Work instructions: Your task is to copy the listing exactly, with the pictures left out.

Data listing:
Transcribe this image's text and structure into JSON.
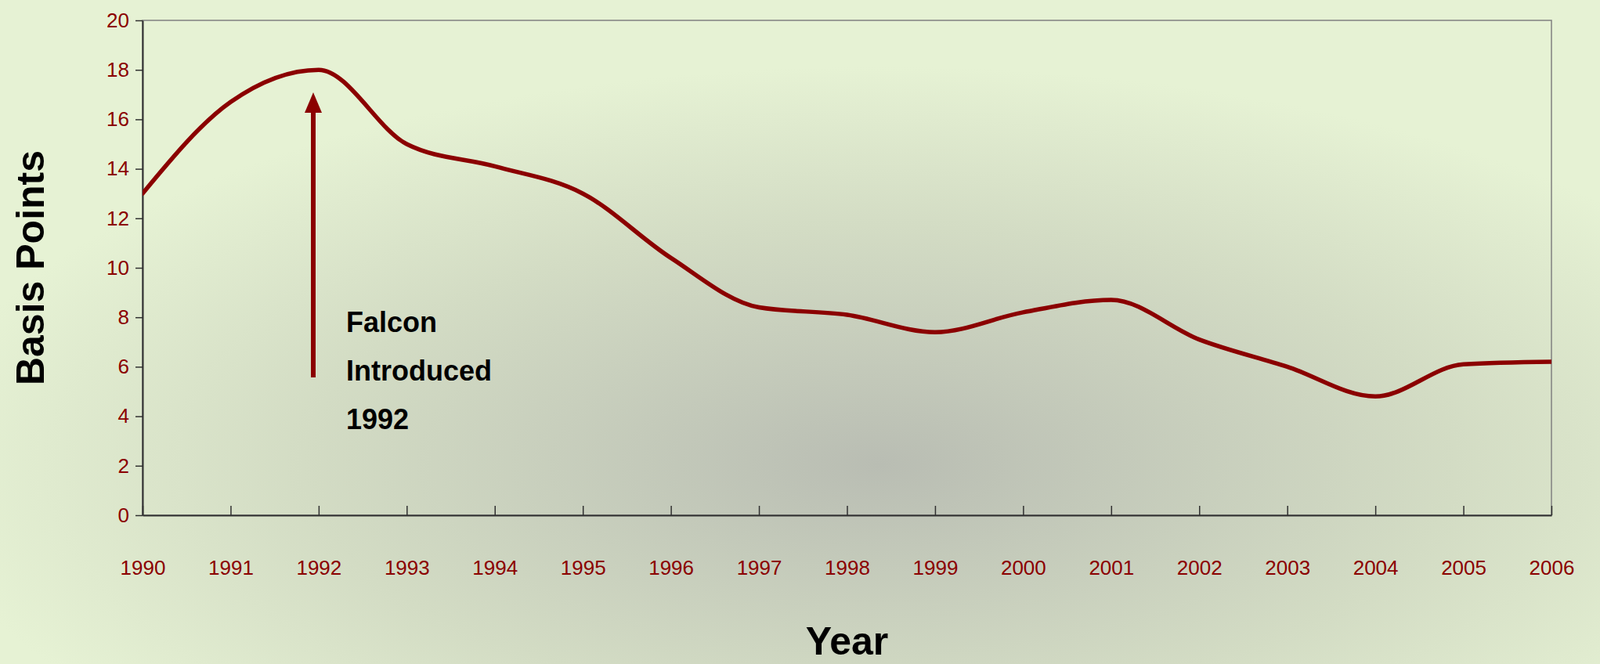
{
  "chart_data": {
    "type": "line",
    "x_label": "Year",
    "y_label": "Basis Points",
    "x": [
      1990,
      1991,
      1992,
      1993,
      1994,
      1995,
      1996,
      1997,
      1998,
      1999,
      2000,
      2001,
      2002,
      2003,
      2004,
      2005,
      2006
    ],
    "values": [
      13.0,
      16.7,
      18.0,
      15.0,
      14.1,
      13.0,
      10.4,
      8.4,
      8.1,
      7.4,
      8.2,
      8.7,
      7.1,
      6.0,
      4.8,
      6.1,
      6.2
    ],
    "color": "#8b0000",
    "xlim": [
      1990,
      2006
    ],
    "xticks": [
      1990,
      1991,
      1992,
      1993,
      1994,
      1995,
      1996,
      1997,
      1998,
      1999,
      2000,
      2001,
      2002,
      2003,
      2004,
      2005,
      2006
    ],
    "ylim": [
      0,
      20
    ],
    "yticks": [
      0,
      2,
      4,
      6,
      8,
      10,
      12,
      14,
      16,
      18,
      20
    ],
    "grid": false,
    "annotations": [
      {
        "text": [
          "Falcon",
          "Introduced",
          "1992"
        ]
      }
    ]
  }
}
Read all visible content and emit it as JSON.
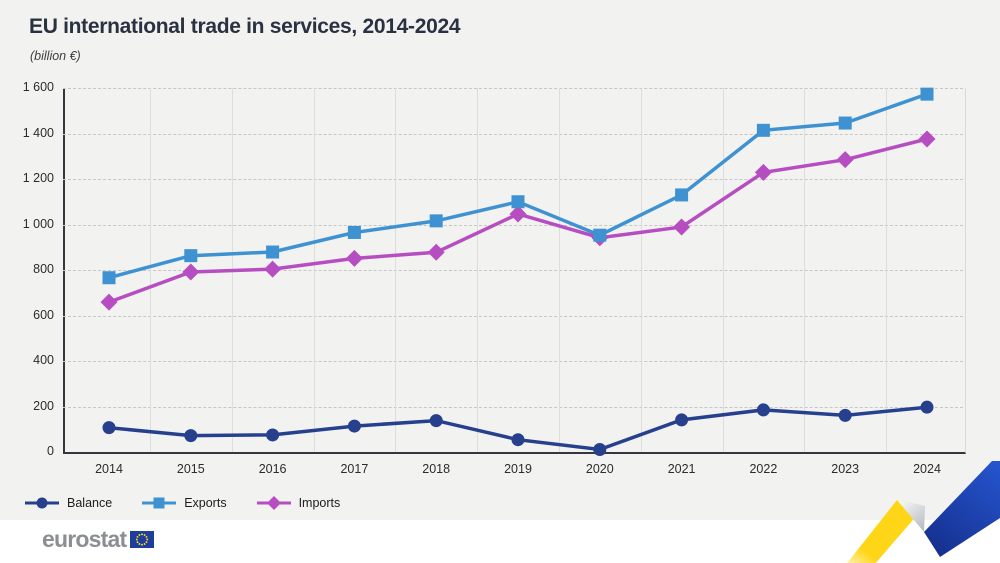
{
  "chart_data": {
    "type": "line",
    "title": "EU international trade in services, 2014-2024",
    "subtitle": "(billion €)",
    "categories": [
      "2014",
      "2015",
      "2016",
      "2017",
      "2018",
      "2019",
      "2020",
      "2021",
      "2022",
      "2023",
      "2024"
    ],
    "series": [
      {
        "name": "Balance",
        "marker": "circle",
        "color": "#27408E",
        "values": [
          107,
          72,
          75,
          114,
          138,
          54,
          11,
          141,
          185,
          161,
          197
        ]
      },
      {
        "name": "Exports",
        "marker": "square",
        "color": "#3F92D2",
        "values": [
          766,
          863,
          879,
          965,
          1016,
          1100,
          953,
          1130,
          1414,
          1446,
          1573
        ]
      },
      {
        "name": "Imports",
        "marker": "diamond",
        "color": "#B64DC0",
        "values": [
          659,
          791,
          804,
          851,
          878,
          1046,
          942,
          989,
          1229,
          1285,
          1376
        ]
      }
    ],
    "ylim": [
      0,
      1600
    ],
    "ytick_step": 200,
    "ytick_labels": [
      "0",
      "200",
      "400",
      "600",
      "800",
      "1 000",
      "1 200",
      "1 400",
      "1 600"
    ],
    "grid": {
      "horizontal": "dashed",
      "vertical": "solid"
    },
    "legend_position": "bottom-left",
    "legend": [
      "Balance",
      "Exports",
      "Imports"
    ]
  },
  "branding": {
    "logo_text": "eurostat",
    "flag_blue": "#1E3E9C",
    "flag_star_color": "#FFD617"
  },
  "decoration": {
    "ribbon_colors": {
      "yellow": "#FFD617",
      "silver": "#C7CBD1",
      "blue": "#1E44B8"
    }
  }
}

Expected answer:
Transcribe this image's text and structure into JSON.
{
  "chart_data": {
    "type": "line",
    "x_label": "Year",
    "y_label": "Basis Points",
    "x": [
      1990,
      1991,
      1992,
      1993,
      1994,
      1995,
      1996,
      1997,
      1998,
      1999,
      2000,
      2001,
      2002,
      2003,
      2004,
      2005,
      2006
    ],
    "values": [
      13.0,
      16.7,
      18.0,
      15.0,
      14.1,
      13.0,
      10.4,
      8.4,
      8.1,
      7.4,
      8.2,
      8.7,
      7.1,
      6.0,
      4.8,
      6.1,
      6.2
    ],
    "color": "#8b0000",
    "xlim": [
      1990,
      2006
    ],
    "xticks": [
      1990,
      1991,
      1992,
      1993,
      1994,
      1995,
      1996,
      1997,
      1998,
      1999,
      2000,
      2001,
      2002,
      2003,
      2004,
      2005,
      2006
    ],
    "ylim": [
      0,
      20
    ],
    "yticks": [
      0,
      2,
      4,
      6,
      8,
      10,
      12,
      14,
      16,
      18,
      20
    ],
    "grid": false,
    "annotations": [
      {
        "text": [
          "Falcon",
          "Introduced",
          "1992"
        ]
      }
    ]
  }
}
Read all visible content and emit it as JSON.
{
  "chart_data": {
    "type": "line",
    "title": "EU international trade in services, 2014-2024",
    "subtitle": "(billion €)",
    "categories": [
      "2014",
      "2015",
      "2016",
      "2017",
      "2018",
      "2019",
      "2020",
      "2021",
      "2022",
      "2023",
      "2024"
    ],
    "series": [
      {
        "name": "Balance",
        "marker": "circle",
        "color": "#27408E",
        "values": [
          107,
          72,
          75,
          114,
          138,
          54,
          11,
          141,
          185,
          161,
          197
        ]
      },
      {
        "name": "Exports",
        "marker": "square",
        "color": "#3F92D2",
        "values": [
          766,
          863,
          879,
          965,
          1016,
          1100,
          953,
          1130,
          1414,
          1446,
          1573
        ]
      },
      {
        "name": "Imports",
        "marker": "diamond",
        "color": "#B64DC0",
        "values": [
          659,
          791,
          804,
          851,
          878,
          1046,
          942,
          989,
          1229,
          1285,
          1376
        ]
      }
    ],
    "ylim": [
      0,
      1600
    ],
    "ytick_step": 200,
    "ytick_labels": [
      "0",
      "200",
      "400",
      "600",
      "800",
      "1 000",
      "1 200",
      "1 400",
      "1 600"
    ],
    "grid": {
      "horizontal": "dashed",
      "vertical": "solid"
    },
    "legend_position": "bottom-left",
    "legend": [
      "Balance",
      "Exports",
      "Imports"
    ]
  },
  "branding": {
    "logo_text": "eurostat",
    "flag_blue": "#1E3E9C",
    "flag_star_color": "#FFD617"
  },
  "decoration": {
    "ribbon_colors": {
      "yellow": "#FFD617",
      "silver": "#C7CBD1",
      "blue": "#1E44B8"
    }
  }
}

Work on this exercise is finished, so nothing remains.